What is required: The entire listing is to be repeated verbatim.

Extracted entries:
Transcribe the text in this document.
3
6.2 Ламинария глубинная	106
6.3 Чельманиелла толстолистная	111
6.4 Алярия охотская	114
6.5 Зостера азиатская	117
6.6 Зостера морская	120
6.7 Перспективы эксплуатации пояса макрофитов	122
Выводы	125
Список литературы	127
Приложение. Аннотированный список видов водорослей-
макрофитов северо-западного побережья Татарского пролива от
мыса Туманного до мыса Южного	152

Written answer:
Transcribe the text in this document.
3
6.2 Ламинария глубинная	106
6.3 Чельманиелла толстолистная	111
6.4 Алярия охотская	114
6.5 Зостера азиатская	117
6.6 Зостера морская	120
6.7 Перспективы эксплуатации пояса макрофитов	122
Выводы	125
Список литературы	127
Приложение. Аннотированный список видов водорослей-
макрофитов северо-западного побережья Татарского пролива от
мыса Туманного до мыса Южного	152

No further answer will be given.